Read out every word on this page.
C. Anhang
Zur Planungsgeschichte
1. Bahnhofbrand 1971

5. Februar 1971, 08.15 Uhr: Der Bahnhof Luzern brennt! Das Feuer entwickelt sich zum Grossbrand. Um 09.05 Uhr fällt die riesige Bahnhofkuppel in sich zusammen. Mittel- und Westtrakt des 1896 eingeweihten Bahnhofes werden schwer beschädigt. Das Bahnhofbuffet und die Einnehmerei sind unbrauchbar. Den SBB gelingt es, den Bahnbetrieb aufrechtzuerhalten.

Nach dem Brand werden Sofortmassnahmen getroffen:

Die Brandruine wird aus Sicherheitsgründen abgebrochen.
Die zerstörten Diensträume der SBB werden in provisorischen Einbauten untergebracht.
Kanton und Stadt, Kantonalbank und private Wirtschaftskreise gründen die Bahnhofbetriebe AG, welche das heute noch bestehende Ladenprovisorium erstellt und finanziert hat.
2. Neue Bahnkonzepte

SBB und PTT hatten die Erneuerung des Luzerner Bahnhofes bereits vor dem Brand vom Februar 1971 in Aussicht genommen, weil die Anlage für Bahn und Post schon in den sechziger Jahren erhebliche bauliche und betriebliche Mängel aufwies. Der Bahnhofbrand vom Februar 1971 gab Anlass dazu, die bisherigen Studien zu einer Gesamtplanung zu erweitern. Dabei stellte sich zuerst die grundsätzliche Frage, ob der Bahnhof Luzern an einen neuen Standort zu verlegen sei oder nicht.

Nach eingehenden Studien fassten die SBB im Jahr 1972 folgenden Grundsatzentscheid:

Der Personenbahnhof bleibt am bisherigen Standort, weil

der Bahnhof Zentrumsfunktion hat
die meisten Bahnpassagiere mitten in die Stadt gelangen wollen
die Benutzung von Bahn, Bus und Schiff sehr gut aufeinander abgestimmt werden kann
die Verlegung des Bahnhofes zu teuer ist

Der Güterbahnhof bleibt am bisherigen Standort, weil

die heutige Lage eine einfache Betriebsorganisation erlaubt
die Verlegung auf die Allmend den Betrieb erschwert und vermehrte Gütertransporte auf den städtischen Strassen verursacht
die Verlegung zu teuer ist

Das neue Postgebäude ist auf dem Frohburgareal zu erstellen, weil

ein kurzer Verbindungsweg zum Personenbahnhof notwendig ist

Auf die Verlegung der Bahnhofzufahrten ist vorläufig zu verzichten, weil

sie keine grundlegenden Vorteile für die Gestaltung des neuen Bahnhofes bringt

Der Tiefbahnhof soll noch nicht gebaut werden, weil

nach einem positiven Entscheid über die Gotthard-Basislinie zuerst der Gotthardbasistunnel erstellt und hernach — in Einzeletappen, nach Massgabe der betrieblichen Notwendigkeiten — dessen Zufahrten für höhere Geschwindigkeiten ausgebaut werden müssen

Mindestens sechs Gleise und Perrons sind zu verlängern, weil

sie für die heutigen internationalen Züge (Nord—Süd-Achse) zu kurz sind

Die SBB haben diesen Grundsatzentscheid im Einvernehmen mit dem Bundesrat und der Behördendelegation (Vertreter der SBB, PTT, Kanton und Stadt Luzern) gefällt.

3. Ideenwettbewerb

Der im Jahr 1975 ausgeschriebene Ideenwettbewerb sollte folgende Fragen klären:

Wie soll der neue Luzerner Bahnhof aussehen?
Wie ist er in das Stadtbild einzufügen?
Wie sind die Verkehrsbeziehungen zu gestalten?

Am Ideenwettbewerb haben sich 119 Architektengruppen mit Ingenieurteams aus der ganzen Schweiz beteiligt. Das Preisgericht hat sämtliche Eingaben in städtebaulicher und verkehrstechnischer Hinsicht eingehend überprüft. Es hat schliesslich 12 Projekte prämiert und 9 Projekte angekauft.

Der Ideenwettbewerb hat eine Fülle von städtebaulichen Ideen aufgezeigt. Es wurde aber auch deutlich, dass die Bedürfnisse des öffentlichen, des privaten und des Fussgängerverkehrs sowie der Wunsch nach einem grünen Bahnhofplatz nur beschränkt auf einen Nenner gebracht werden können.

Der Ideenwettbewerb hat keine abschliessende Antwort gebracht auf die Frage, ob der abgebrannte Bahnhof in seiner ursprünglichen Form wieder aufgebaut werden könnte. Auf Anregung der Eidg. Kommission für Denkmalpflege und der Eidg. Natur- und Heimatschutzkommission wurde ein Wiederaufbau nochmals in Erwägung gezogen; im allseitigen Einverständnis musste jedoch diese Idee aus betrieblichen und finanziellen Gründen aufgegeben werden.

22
• • •
Every line of the data should be output exactly as it was given.

Read out every word on this page.
C. Anhang
Zur Planungsgeschichte
1. Bahnhofbrand 1971

5. Februar 1971, 08.15 Uhr: Der Bahnhof Luzern brennt! Das Feuer entwickelt sich zum Grossbrand. Um 09.05 Uhr fällt die riesige Bahnhofkuppel in sich zusammen. Mittel- und Westtrakt des 1896 eingeweihten Bahnhofes werden schwer beschädigt. Das Bahnhofbuffet und die Einnehmerei sind unbrauchbar. Den SBB gelingt es, den Bahnbetrieb aufrechtzuerhalten.

Nach dem Brand werden Sofortmassnahmen getroffen:

Die Brandruine wird aus Sicherheitsgründen abgebrochen.
Die zerstörten Diensträume der SBB werden in provisorischen Einbauten untergebracht.
Kanton und Stadt, Kantonalbank und private Wirtschaftskreise gründen die Bahnhofbetriebe AG, welche das heute noch bestehende Ladenprovisorium erstellt und finanziert hat.
2. Neue Bahnkonzepte

SBB und PTT hatten die Erneuerung des Luzerner Bahnhofes bereits vor dem Brand vom Februar 1971 in Aussicht genommen, weil die Anlage für Bahn und Post schon in den sechziger Jahren erhebliche bauliche und betriebliche Mängel aufwies. Der Bahnhofbrand vom Februar 1971 gab Anlass dazu, die bisherigen Studien zu einer Gesamtplanung zu erweitern. Dabei stellte sich zuerst die grundsätzliche Frage, ob der Bahnhof Luzern an einen neuen Standort zu verlegen sei oder nicht.

Nach eingehenden Studien fassten die SBB im Jahr 1972 folgenden Grundsatzentscheid:

Der Personenbahnhof bleibt am bisherigen Standort, weil

der Bahnhof Zentrumsfunktion hat
die meisten Bahnpassagiere mitten in die Stadt gelangen wollen
die Benutzung von Bahn, Bus und Schiff sehr gut aufeinander abgestimmt werden kann
die Verlegung des Bahnhofes zu teuer ist

Der Güterbahnhof bleibt am bisherigen Standort, weil

die heutige Lage eine einfache Betriebsorganisation erlaubt
die Verlegung auf die Allmend den Betrieb erschwert und vermehrte Gütertransporte auf den städtischen Strassen verursacht
die Verlegung zu teuer ist

Das neue Postgebäude ist auf dem Frohburgareal zu erstellen, weil

ein kurzer Verbindungsweg zum Personenbahnhof notwendig ist

Auf die Verlegung der Bahnhofzufahrten ist vorläufig zu verzichten, weil

sie keine grundlegenden Vorteile für die Gestaltung des neuen Bahnhofes bringt

Der Tiefbahnhof soll noch nicht gebaut werden, weil

nach einem positiven Entscheid über die Gotthard-Basislinie zuerst der Gotthardbasistunnel erstellt und hernach — in Einzeletappen, nach Massgabe der betrieblichen Notwendigkeiten — dessen Zufahrten für höhere Geschwindigkeiten ausgebaut werden müssen

Mindestens sechs Gleise und Perrons sind zu verlängern, weil

sie für die heutigen internationalen Züge (Nord—Süd-Achse) zu kurz sind

Die SBB haben diesen Grundsatzentscheid im Einvernehmen mit dem Bundesrat und der Behördendelegation (Vertreter der SBB, PTT, Kanton und Stadt Luzern) gefällt.

3. Ideenwettbewerb

Der im Jahr 1975 ausgeschriebene Ideenwettbewerb sollte folgende Fragen klären:

Wie soll der neue Luzerner Bahnhof aussehen?
Wie ist er in das Stadtbild einzufügen?
Wie sind die Verkehrsbeziehungen zu gestalten?

Am Ideenwettbewerb haben sich 119 Architektengruppen mit Ingenieurteams aus der ganzen Schweiz beteiligt. Das Preisgericht hat sämtliche Eingaben in städtebaulicher und verkehrstechnischer Hinsicht eingehend überprüft. Es hat schliesslich 12 Projekte prämiert und 9 Projekte angekauft.

Der Ideenwettbewerb hat eine Fülle von städtebaulichen Ideen aufgezeigt. Es wurde aber auch deutlich, dass die Bedürfnisse des öffentlichen, des privaten und des Fussgängerverkehrs sowie der Wunsch nach einem grünen Bahnhofplatz nur beschränkt auf einen Nenner gebracht werden können.

Der Ideenwettbewerb hat keine abschliessende Antwort gebracht auf die Frage, ob der abgebrannte Bahnhof in seiner ursprünglichen Form wieder aufgebaut werden könnte. Auf Anregung der Eidg. Kommission für Denkmalpflege und der Eidg. Natur- und Heimatschutzkommission wurde ein Wiederaufbau nochmals in Erwägung gezogen; im allseitigen Einverständnis musste jedoch diese Idee aus betrieblichen und finanziellen Gründen aufgegeben werden.

22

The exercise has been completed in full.